Read the records and gather each line that includes "name".
<<<<
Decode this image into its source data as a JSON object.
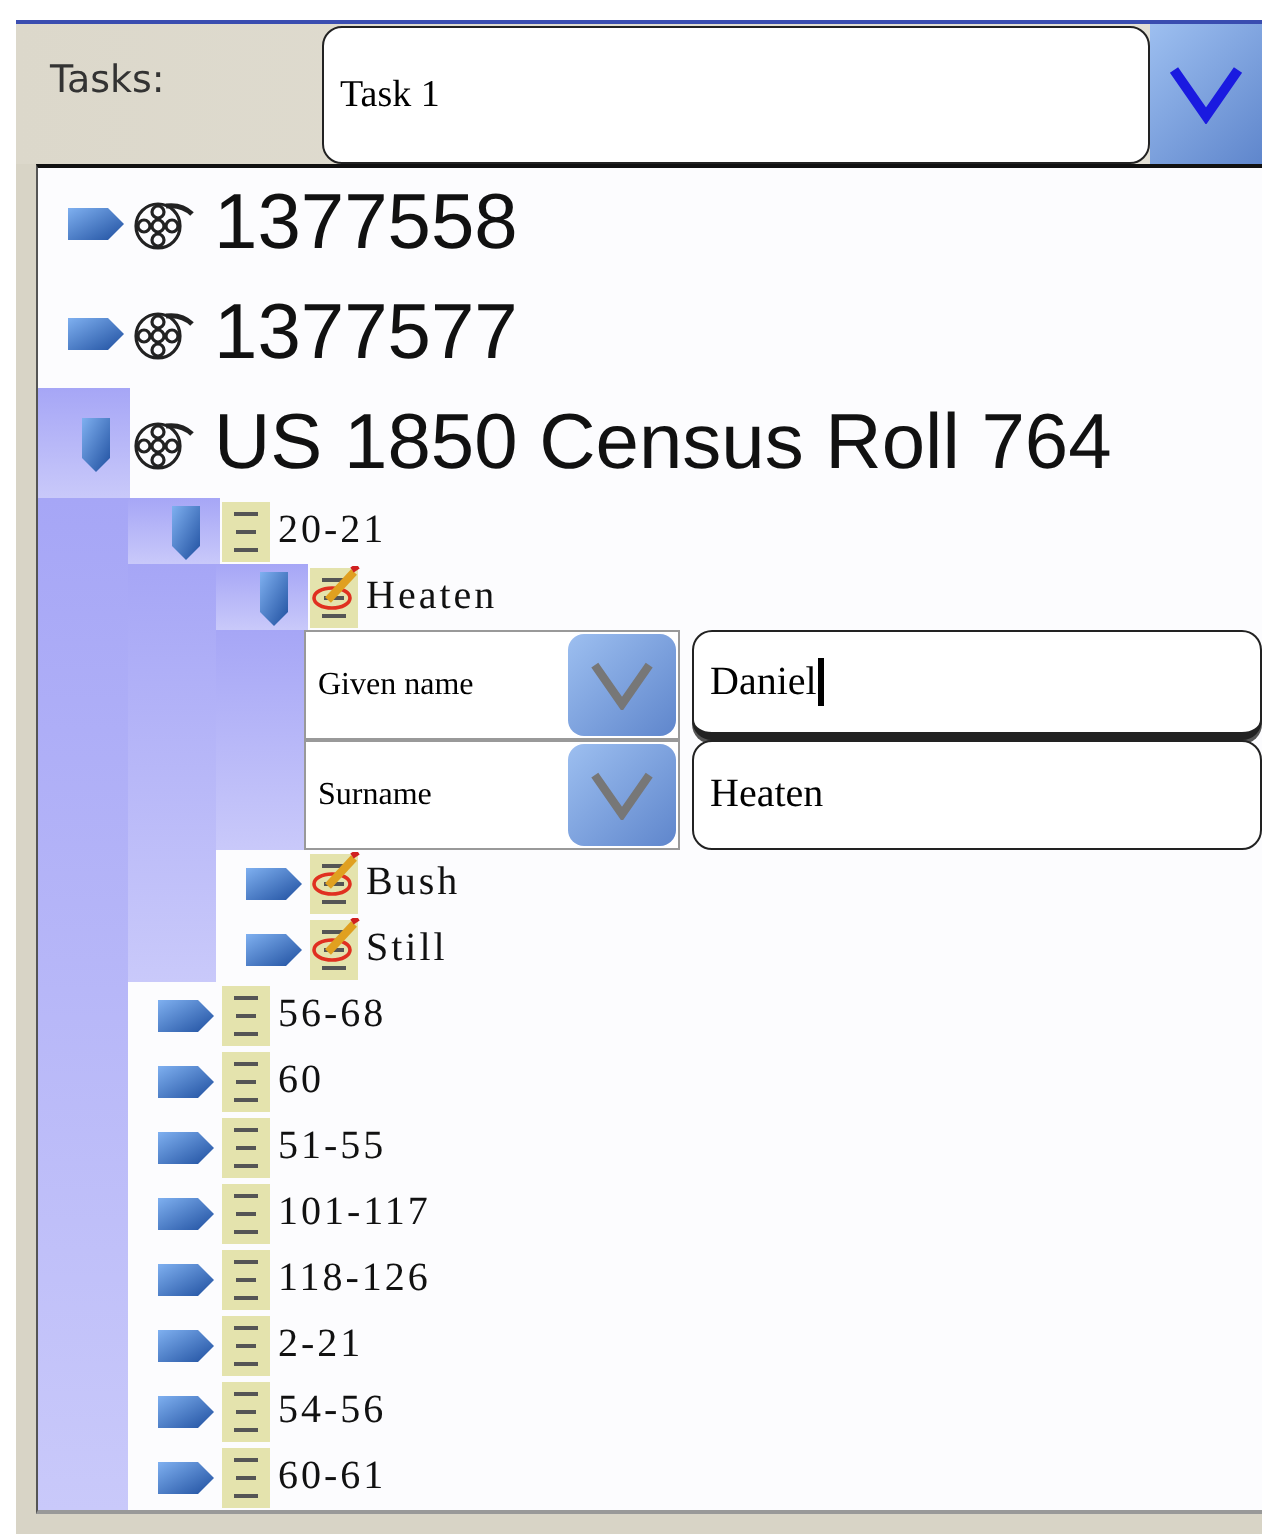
{
  "task_bar": {
    "label": "Tasks:",
    "value": "Task 1"
  },
  "tree": [
    {
      "kind": "film",
      "label": "1377558",
      "expanded": false
    },
    {
      "kind": "film",
      "label": "1377577",
      "expanded": false
    },
    {
      "kind": "film",
      "label": "US 1850 Census Roll 764",
      "expanded": true,
      "children": [
        {
          "kind": "page",
          "label": "20-21",
          "expanded": true,
          "children": [
            {
              "kind": "record",
              "label": "Heaten",
              "expanded": true,
              "fields": [
                {
                  "name": "Given name",
                  "value": "Daniel",
                  "focused": true
                },
                {
                  "name": "Surname",
                  "value": "Heaten",
                  "focused": false
                }
              ]
            },
            {
              "kind": "record",
              "label": "Bush",
              "expanded": false
            },
            {
              "kind": "record",
              "label": "Still",
              "expanded": false
            }
          ]
        },
        {
          "kind": "page",
          "label": "56-68",
          "expanded": false
        },
        {
          "kind": "page",
          "label": "60",
          "expanded": false
        },
        {
          "kind": "page",
          "label": "51-55",
          "expanded": false
        },
        {
          "kind": "page",
          "label": "101-117",
          "expanded": false
        },
        {
          "kind": "page",
          "label": "118-126",
          "expanded": false
        },
        {
          "kind": "page",
          "label": "2-21",
          "expanded": false
        },
        {
          "kind": "page",
          "label": "54-56",
          "expanded": false
        },
        {
          "kind": "page",
          "label": "60-61",
          "expanded": false
        }
      ]
    }
  ]
}
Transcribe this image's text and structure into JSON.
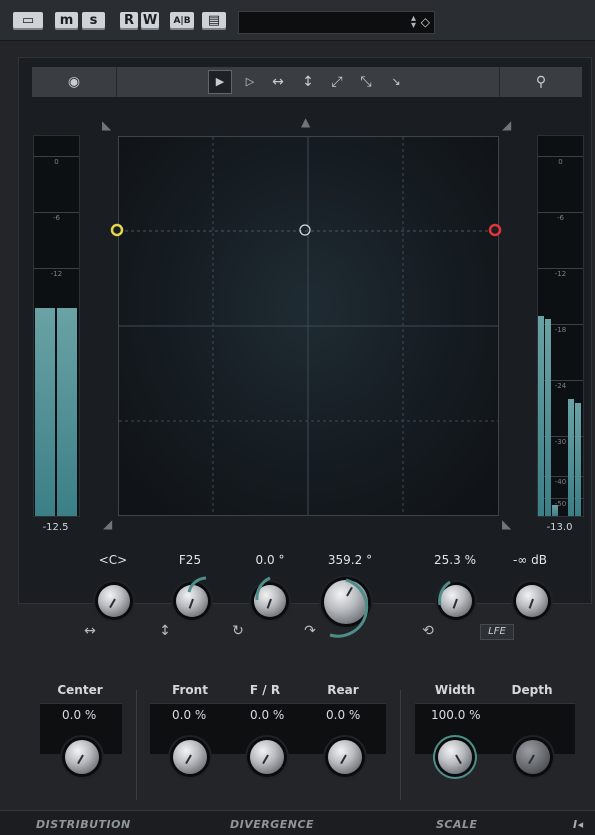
{
  "toolbar": {
    "buttons": [
      {
        "label": "▭",
        "name": "bypass-button"
      },
      {
        "label": "m",
        "name": "mute-button"
      },
      {
        "label": "s",
        "name": "solo-button"
      },
      {
        "label": "R",
        "name": "read-button"
      },
      {
        "label": "W",
        "name": "write-button"
      },
      {
        "label": "A|B",
        "name": "ab-button"
      },
      {
        "label": "▤",
        "name": "menu-button"
      }
    ],
    "preset_value": ""
  },
  "panner": {
    "tools": [
      "pointer",
      "select",
      "horizontal",
      "vertical",
      "diagonal",
      "diagonal-2",
      "pointer-alt"
    ],
    "left_meter": {
      "scale": [
        "0",
        "-6",
        "-12"
      ],
      "value": "-12.5",
      "level": 0.55
    },
    "right_meter": {
      "scale": [
        "0",
        "-6",
        "-12",
        "-18",
        "-24",
        "-30",
        "-40",
        "-50"
      ],
      "value": "-13.0",
      "levels": [
        0.53,
        0.52,
        0.03,
        0.31,
        0.3
      ]
    }
  },
  "controls": {
    "center": {
      "label": "<C>"
    },
    "format": {
      "label": "F25"
    },
    "rotation": {
      "label": "0.0 °"
    },
    "orbit": {
      "label": "359.2 °"
    },
    "divergence": {
      "label": "25.3 %"
    },
    "lfe": {
      "label": "-∞ dB",
      "badge": "LFE"
    }
  },
  "sections": {
    "center": {
      "heading": "Center",
      "value": "0.0 %"
    },
    "front": {
      "heading": "Front",
      "value": "0.0 %"
    },
    "fr": {
      "heading": "F / R",
      "value": "0.0 %"
    },
    "rear": {
      "heading": "Rear",
      "value": "0.0 %"
    },
    "width": {
      "heading": "Width",
      "value": "100.0 %"
    },
    "depth": {
      "heading": "Depth",
      "value": ""
    }
  },
  "footer": {
    "distribution": "DISTRIBUTION",
    "divergence": "DIVERGENCE",
    "scale": "SCALE",
    "end_icon": "I◂"
  }
}
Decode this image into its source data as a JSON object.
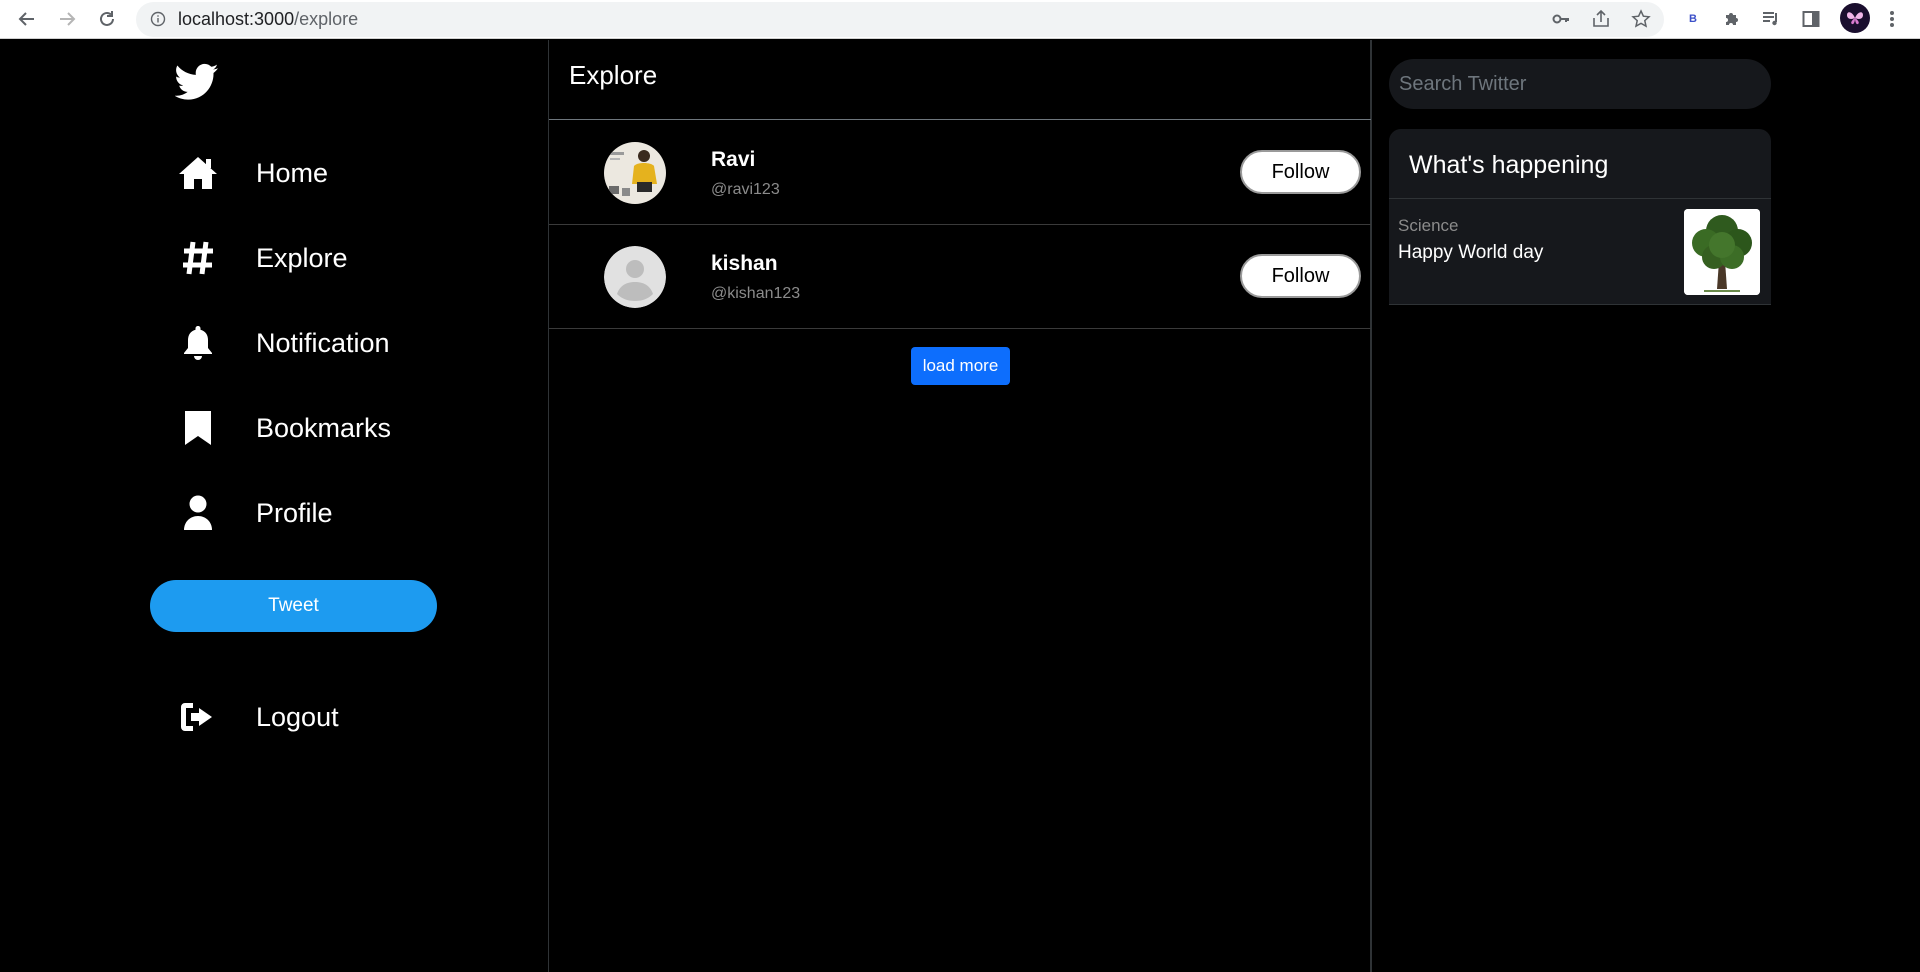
{
  "browser": {
    "url_host": "localhost:3000",
    "url_path": "/explore",
    "extension_badge": "B"
  },
  "sidebar": {
    "logo": "twitter-bird-icon",
    "items": [
      {
        "label": "Home",
        "icon": "home-icon"
      },
      {
        "label": "Explore",
        "icon": "hashtag-icon"
      },
      {
        "label": "Notification",
        "icon": "bell-icon"
      },
      {
        "label": "Bookmarks",
        "icon": "bookmark-icon"
      },
      {
        "label": "Profile",
        "icon": "user-icon"
      }
    ],
    "tweet_label": "Tweet",
    "logout_label": "Logout"
  },
  "main": {
    "title": "Explore",
    "users": [
      {
        "name": "Ravi",
        "handle": "@ravi123",
        "follow_label": "Follow",
        "avatar": "photo"
      },
      {
        "name": "kishan",
        "handle": "@kishan123",
        "follow_label": "Follow",
        "avatar": "default"
      }
    ],
    "load_more_label": "load more"
  },
  "right": {
    "search_placeholder": "Search Twitter",
    "happening_title": "What's happening",
    "trend": {
      "category": "Science",
      "title": "Happy World day",
      "image": "tree-image"
    }
  },
  "colors": {
    "accent": "#1d9bf0",
    "load_more": "#0d6efd",
    "background": "#000000",
    "panel": "#16181c"
  }
}
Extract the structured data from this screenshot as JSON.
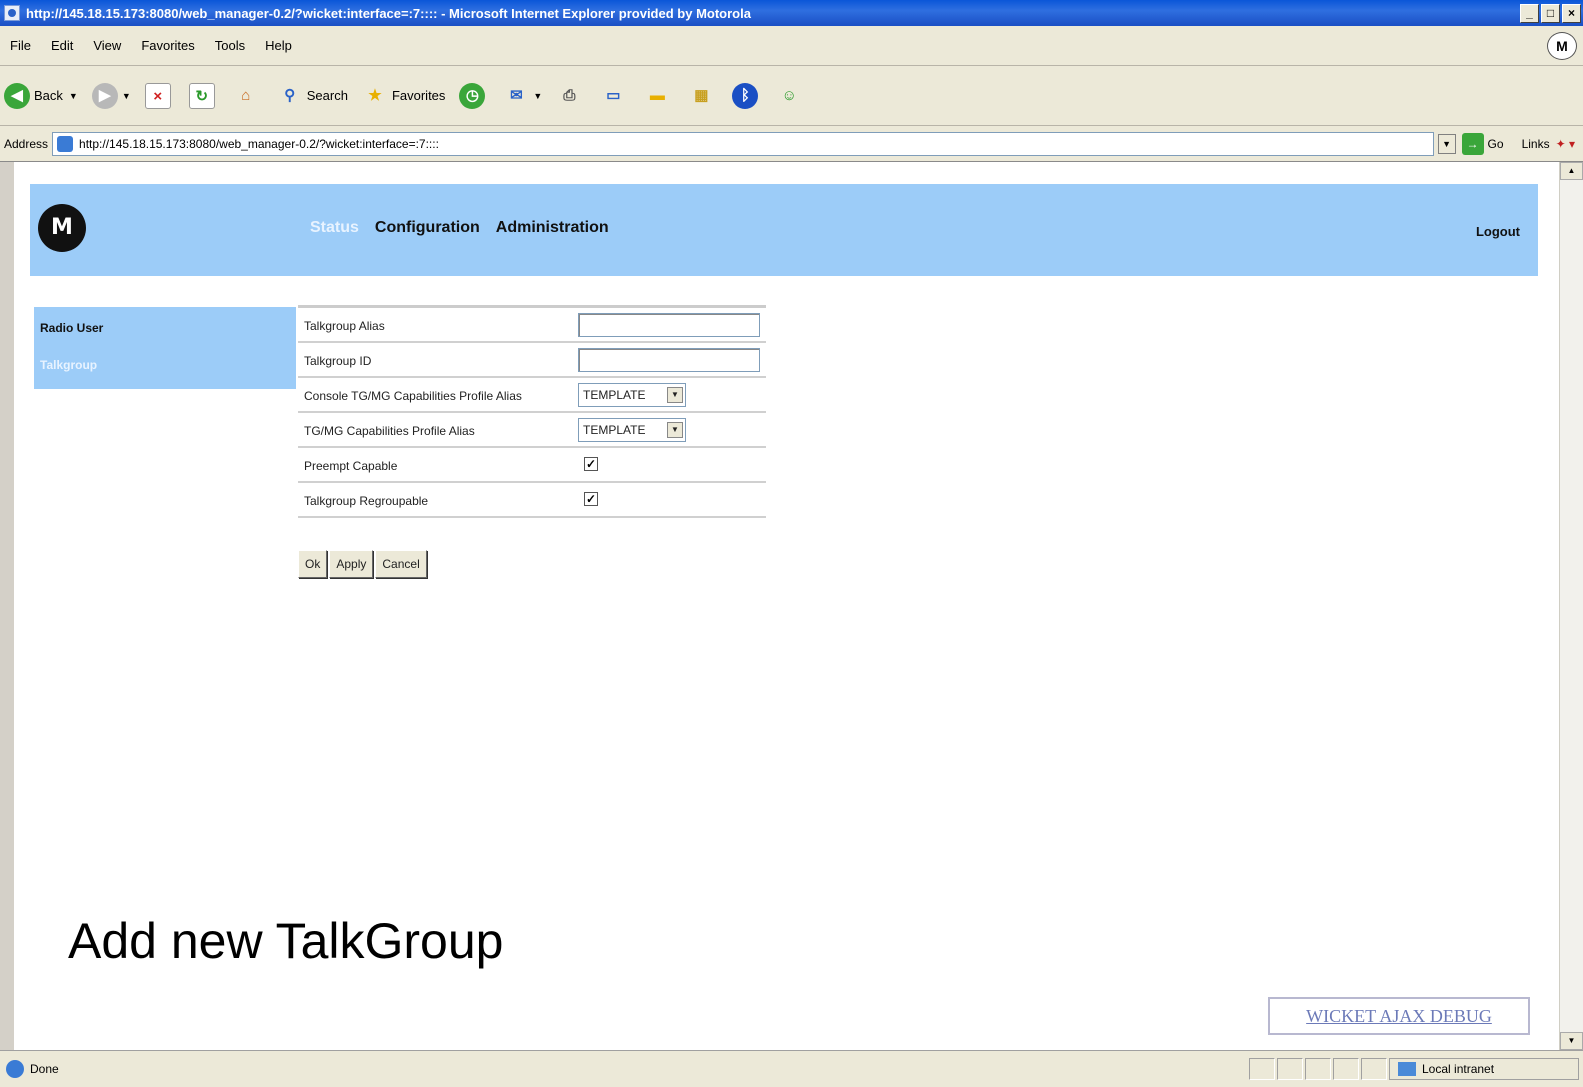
>>>>
* _The output_:
                  "name": "Given name",
                  "name": "Surname",
        "name": "bypass-button"
        "name": "mute-button"
        "name": "solo-button"
        "name": "read-button"
        "name": "write-button"
        "name": "ab-button"
        "name": "menu-button"
        "name": "Ravi",
        "name": "kishan",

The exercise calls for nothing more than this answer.